§ **Written exercise**: Identify every line in the records below that contains the word "препарата", and reproduce each one.

----

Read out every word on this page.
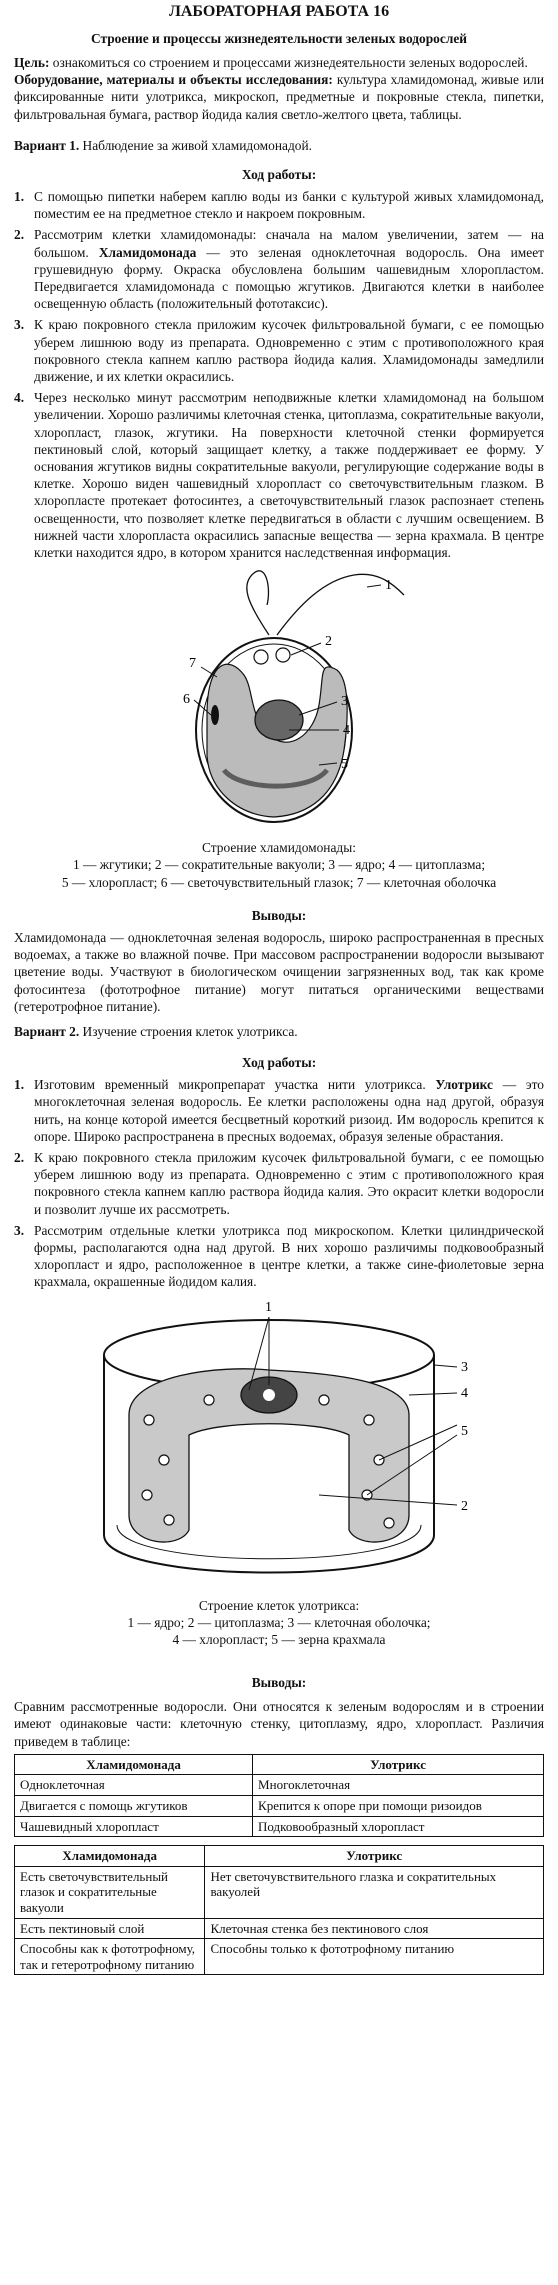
ЛАБОРАТОРНАЯ РАБОТА 16
Строение и процессы жизнедеятельности зеленых водорослей

Цель: ознакомиться со строением и процессами жизнедеятельности зеленых водорослей.

Оборудование, материалы и объекты исследования: культура хламидомонад, живые или фиксированные нити улотрикса, микроскоп, предметные и покровные стекла, пипетки, фильтровальная бумага, раствор йодида калия светло-желтого цвета, таблицы.

Вариант 1. Наблюдение за живой хламидомонадой.

Ход работы:
1. С помощью пипетки наберем каплю воды из банки с культурой живых хламидомонад, поместим ее на предметное стекло и накроем покровным.
2. Рассмотрим клетки хламидомонады: сначала на малом увеличении, затем — на большом. Хламидомонада — это зеленая одноклеточная водоросль. Она имеет грушевидную форму. Окраска обусловлена большим чашевидным хлоропластом. Передвигается хламидомонада с помощью жгутиков. Двигаются клетки в наиболее освещенную область (положительный фототаксис).
3. К краю покровного стекла приложим кусочек фильтровальной бумаги, с ее помощью уберем лишнюю воду из препарата. Одновременно с этим с противоположного края покровного стекла капнем каплю раствора йодида калия. Хламидомонады замедлили движение, и их клетки окрасились.
4. Через несколько минут рассмотрим неподвижные клетки хламидомонад на большом увеличении. Хорошо различимы клеточная стенка, цитоплазма, сократительные вакуоли, хлоропласт, глазок, жгутики. На поверхности клеточной стенки формируется пектиновый слой, который защищает клетку, а также поддерживает ее форму. У основания жгутиков видны сократительные вакуоли, регулирующие содержание воды в клетке. Хорошо виден чашевидный хлоропласт со светочувствительным глазком. В хлоропласте протекает фотосинтез, а светочувствительный глазок распознает степень освещенности, что позволяет клетке передвигаться в области с лучшим освещением. В нижней части хлоропласта окрасились запасные вещества — зерна крахмала. В центре клетки находится ядро, в котором хранится наследственная информация.
1
2
3
4
5
6
7
Строение хламидомонады:
1 — жгутики; 2 — сократительные вакуоли; 3 — ядро; 4 — цитоплазма;
5 — хлоропласт; 6 — светочувствительный глазок; 7 — клеточная оболочка
Выводы:

Хламидомонада — одноклеточная зеленая водоросль, широко распространенная в пресных водоемах, а также во влажной почве. При массовом распространении водоросли вызывают цветение воды. Участвуют в биологическом очищении загрязненных вод, так как кроме фотосинтеза (фототрофное питание) могут питаться органическими веществами (гетеротрофное питание).

Вариант 2. Изучение строения клеток улотрикса.

Ход работы:
1. Изготовим временный микропрепарат участка нити улотрикса. Улотрикс — это многоклеточная зеленая водоросль. Ее клетки расположены одна над другой, образуя нить, на конце которой имеется бесцветный короткий ризоид. Им водоросль крепится к опоре. Широко распространена в пресных водоемах, образуя зеленые обрастания.
2. К краю покровного стекла приложим кусочек фильтровальной бумаги, с ее помощью уберем лишнюю воду из препарата. Одновременно с этим с противоположного края покровного стекла капнем каплю раствора йодида калия. Это окрасит клетки водоросли и позволит лучше их рассмотреть.
3. Рассмотрим отдельные клетки улотрикса под микроскопом. Клетки цилиндрической формы, располагаются одна над другой. В них хорошо различимы подковообразный хлоропласт и ядро, расположенное в центре клетки, а также сине-фиолетовые зерна крахмала, окрашенные йодидом калия.
1
2
3
4
5
Строение клеток улотрикса:
1 — ядро; 2 — цитоплазма; 3 — клеточная оболочка;
4 — хлоропласт; 5 — зерна крахмала
Выводы:

Сравним рассмотренные водоросли. Они относятся к зеленым водорослям и в строении имеют одинаковые части: клеточную стенку, цитоплазму, ядро, хлоропласт. Различия приведем в таблице:

Хламидомонада	Улотрикс
Одноклеточная	Многоклеточная
Двигается с помощь жгутиков	Крепится к опоре при помощи ризоидов
Чашевидный хлоропласт	Подковообразный хлоропласт
Хламидомонада	Улотрикс
Есть светочувствительный глазок и сократительные вакуоли	Нет светочувствительного глазка и сократительных вакуолей
Есть пектиновый слой	Клеточная стенка без пектинового слоя
Способны как к фототрофному, так и гетеротрофному питанию	Способны только к фототрофному питанию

----

§ **Task solution**:
3. К краю покровного стекла приложим кусочек фильтровальной бумаги, с ее помощью уберем лишнюю воду из препарата. Одновременно с этим с противоположного края покровного стекла капнем каплю раствора йодида калия. Хламидомонады замедлили движение, и их клетки окрасились.
2. К краю покровного стекла приложим кусочек фильтровальной бумаги, с ее помощью уберем лишнюю воду из препарата. Одновременно с этим с противоположного края покровного стекла капнем каплю раствора йодида калия. Это окрасит клетки водоросли и позволит лучше их рассмотреть.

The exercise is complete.